__Task details__:
Reproduce the listing below without the pictures, replacing "data-label" with "value-label" everywhere and leaving everything else unchanged.
---------- Information provided
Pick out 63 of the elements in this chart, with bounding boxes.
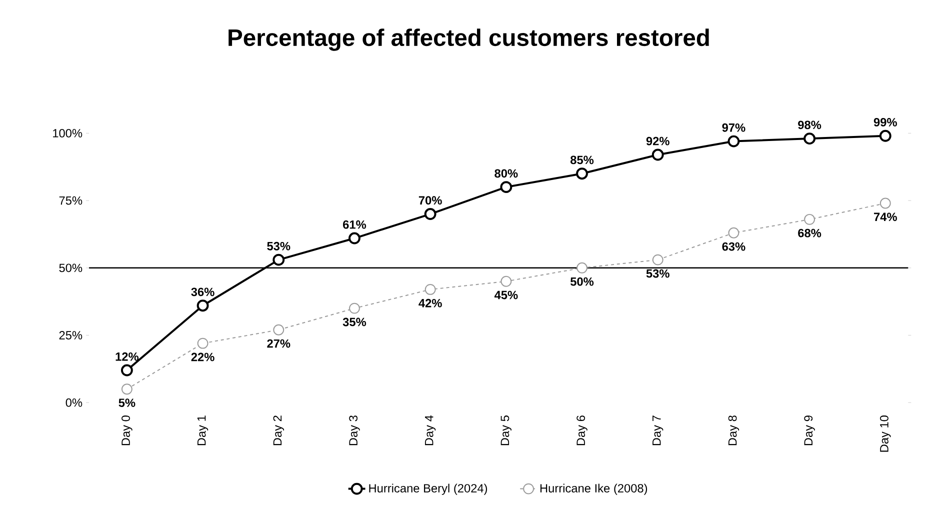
point	[652, 148, 664, 161]
point	[196, 300, 209, 312]
point	[121, 384, 132, 395]
x-tick-label: Day 1	[197, 416, 208, 446]
x-tick-label: Day 5	[500, 416, 512, 446]
point	[728, 135, 740, 148]
x-tick-label: Day 8	[728, 416, 740, 446]
point	[500, 181, 512, 194]
data-label: 98%	[798, 120, 822, 130]
chart-title: Percentage of affected customers restored	[228, 28, 709, 51]
x-tick-label: Day 3	[349, 416, 360, 446]
data-label: 61%	[343, 220, 366, 229]
data-label: 92%	[646, 136, 670, 146]
data-label: 85%	[570, 156, 594, 164]
point	[652, 254, 664, 266]
y-tick-label: 0%	[66, 398, 82, 407]
point	[348, 232, 360, 244]
data-label: 5%	[118, 398, 136, 407]
data-label: 53%	[267, 242, 290, 250]
legend-label: Hurricane Beryl (2024)	[369, 484, 488, 495]
point	[728, 227, 740, 238]
data-label: 70%	[418, 196, 442, 205]
point	[879, 130, 892, 142]
point	[424, 284, 436, 295]
data-label: 35%	[342, 318, 366, 326]
x-tick-label: Day 6	[576, 416, 588, 446]
data-label: 80%	[494, 169, 518, 178]
data-label: 45%	[494, 290, 518, 300]
x-tick-label: Day 9	[804, 416, 815, 446]
point	[500, 276, 512, 287]
data-label: 12%	[116, 352, 139, 361]
data-label: 99%	[874, 118, 897, 126]
point	[197, 338, 208, 349]
point	[804, 214, 816, 225]
x-tick-label: Day 0	[122, 416, 132, 446]
x-tick-label: Day 7	[652, 416, 664, 446]
data-label: 36%	[191, 288, 214, 296]
data-label: 50%	[570, 277, 594, 286]
point	[272, 254, 285, 266]
data-label: 97%	[722, 123, 746, 132]
point	[576, 262, 588, 274]
x-tick-label: Day 4	[425, 415, 436, 446]
point	[424, 208, 436, 220]
data-label: 68%	[798, 228, 822, 238]
data-label: 42%	[418, 298, 442, 308]
point	[880, 198, 891, 209]
data-label: 74%	[874, 212, 897, 222]
data-label: 53%	[646, 269, 670, 278]
point	[273, 324, 284, 336]
x-tick-label: Day 10	[880, 416, 891, 452]
y-tick-label: 25%	[59, 331, 82, 340]
legend-label: Hurricane Ike (2008)	[540, 484, 648, 495]
point	[576, 168, 588, 180]
y-tick-label: 50%	[59, 264, 82, 272]
x-tick-label: Day 2	[273, 416, 284, 446]
data-label: 27%	[267, 339, 290, 348]
y-tick-label: 75%	[59, 196, 82, 205]
point	[349, 302, 360, 314]
y-tick-label: 100%	[53, 129, 82, 138]
data-label: 22%	[191, 352, 214, 362]
point	[120, 364, 133, 376]
data-label: 63%	[722, 242, 746, 251]
point	[804, 132, 816, 145]
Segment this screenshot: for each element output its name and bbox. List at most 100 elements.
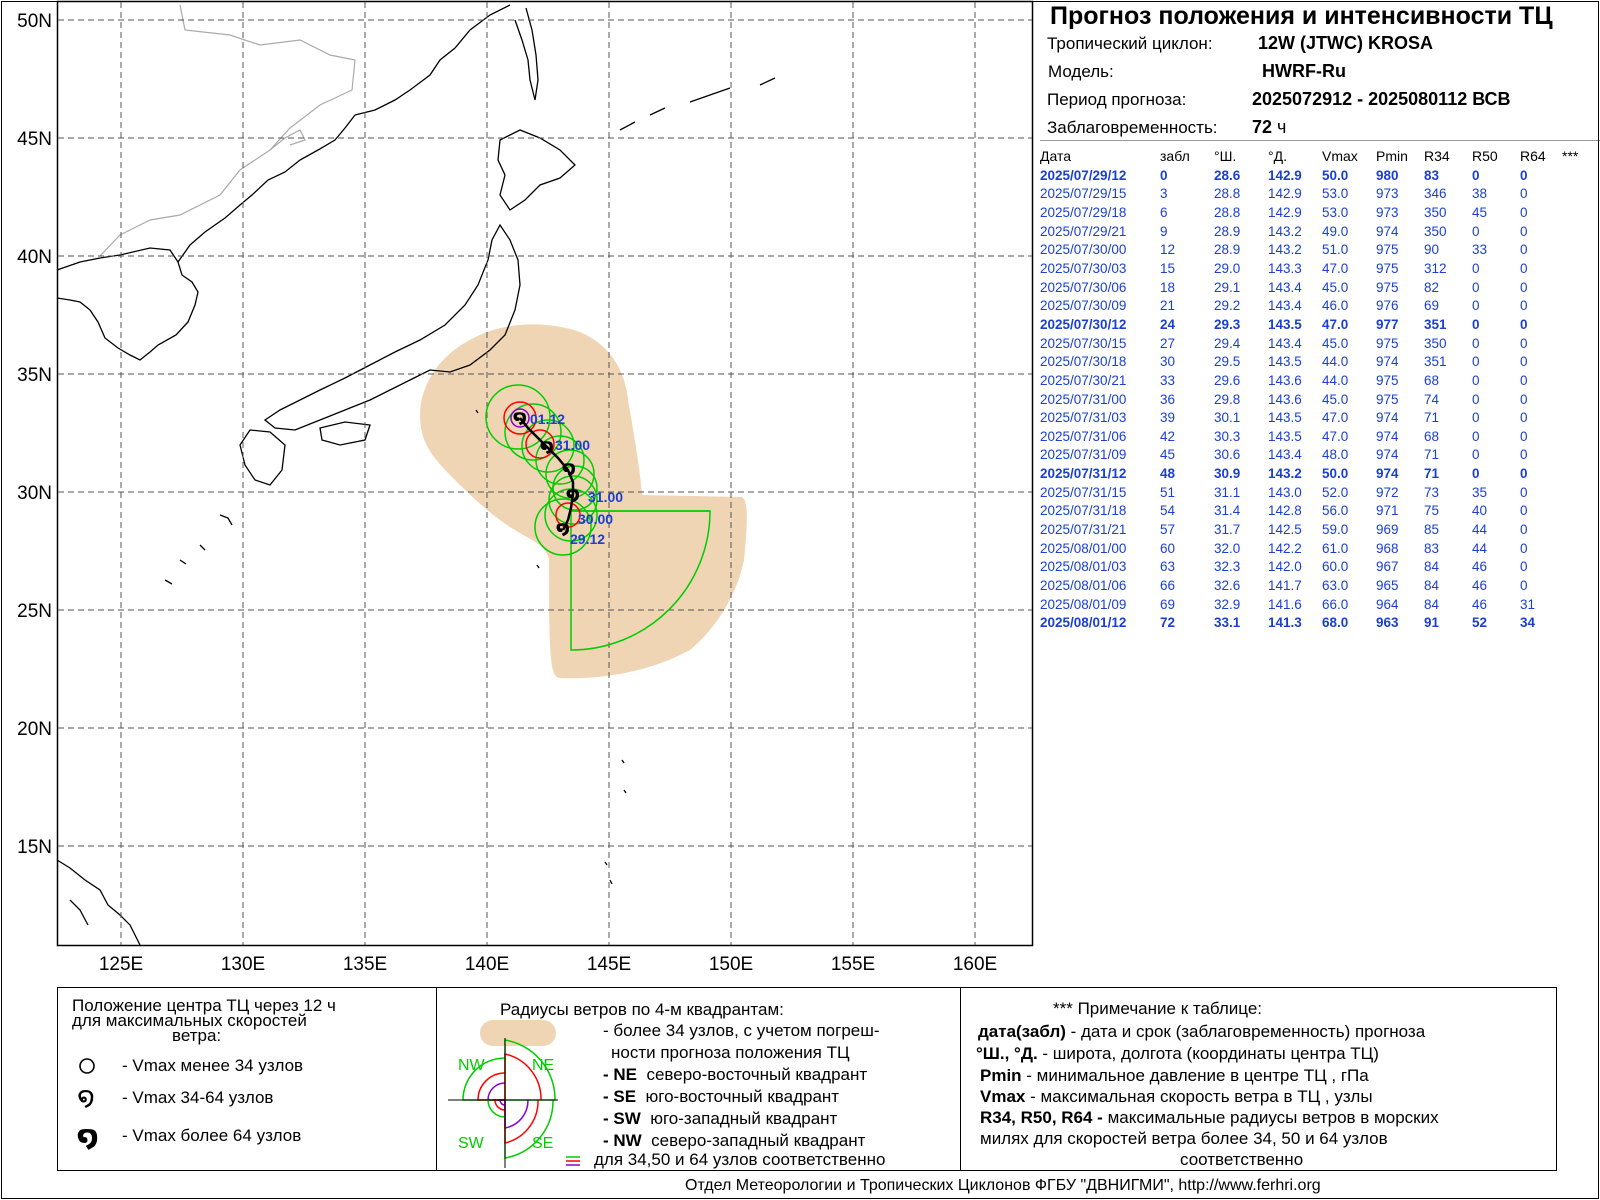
--------------------
__Exercise response__:
Pick out 63 of the elements in this chart, with bounding boxes.
point	[652, 148, 664, 161]
point	[196, 300, 209, 312]
point	[121, 384, 132, 395]
x-tick-label: Day 1	[197, 416, 208, 446]
x-tick-label: Day 5	[500, 416, 512, 446]
point	[728, 135, 740, 148]
x-tick-label: Day 8	[728, 416, 740, 446]
point	[500, 181, 512, 194]
value-label: 98%	[798, 120, 822, 130]
chart-title: Percentage of affected customers restored	[228, 28, 709, 51]
x-tick-label: Day 3	[349, 416, 360, 446]
value-label: 61%	[343, 220, 366, 229]
value-label: 92%	[646, 136, 670, 146]
value-label: 85%	[570, 156, 594, 164]
point	[652, 254, 664, 266]
y-tick-label: 0%	[66, 398, 82, 407]
point	[348, 232, 360, 244]
value-label: 5%	[118, 398, 136, 407]
value-label: 53%	[267, 242, 290, 250]
legend-label: Hurricane Beryl (2024)	[369, 484, 488, 495]
point	[728, 227, 740, 238]
value-label: 70%	[418, 196, 442, 205]
point	[879, 130, 892, 142]
point	[424, 284, 436, 295]
value-label: 35%	[342, 318, 366, 326]
x-tick-label: Day 6	[576, 416, 588, 446]
value-label: 80%	[494, 169, 518, 178]
value-label: 45%	[494, 290, 518, 300]
x-tick-label: Day 9	[804, 416, 815, 446]
point	[500, 276, 512, 287]
value-label: 12%	[116, 352, 139, 361]
value-label: 99%	[874, 118, 897, 126]
point	[197, 338, 208, 349]
point	[804, 214, 816, 225]
x-tick-label: Day 0	[122, 416, 132, 446]
x-tick-label: Day 7	[652, 416, 664, 446]
value-label: 36%	[191, 288, 214, 296]
value-label: 50%	[570, 277, 594, 286]
point	[272, 254, 285, 266]
value-label: 97%	[722, 123, 746, 132]
point	[576, 262, 588, 274]
x-tick-label: Day 4	[425, 415, 436, 446]
point	[424, 208, 436, 220]
value-label: 68%	[798, 228, 822, 238]
value-label: 42%	[418, 298, 442, 308]
point	[880, 198, 891, 209]
value-label: 74%	[874, 212, 897, 222]
value-label: 53%	[646, 269, 670, 278]
point	[273, 324, 284, 336]
x-tick-label: Day 10	[880, 416, 891, 452]
y-tick-label: 25%	[59, 331, 82, 340]
legend-label: Hurricane Ike (2008)	[540, 484, 648, 495]
point	[576, 168, 588, 180]
y-tick-label: 50%	[59, 264, 82, 272]
x-tick-label: Day 2	[273, 416, 284, 446]
value-label: 27%	[267, 339, 290, 348]
y-tick-label: 75%	[59, 196, 82, 205]
point	[349, 302, 360, 314]
y-tick-label: 100%	[53, 129, 82, 138]
value-label: 22%	[191, 352, 214, 362]
point	[120, 364, 133, 376]
value-label: 63%	[722, 242, 746, 251]
point	[804, 132, 816, 145]
Segment this screenshot: for each element output its name and bbox. List at most 100 elements.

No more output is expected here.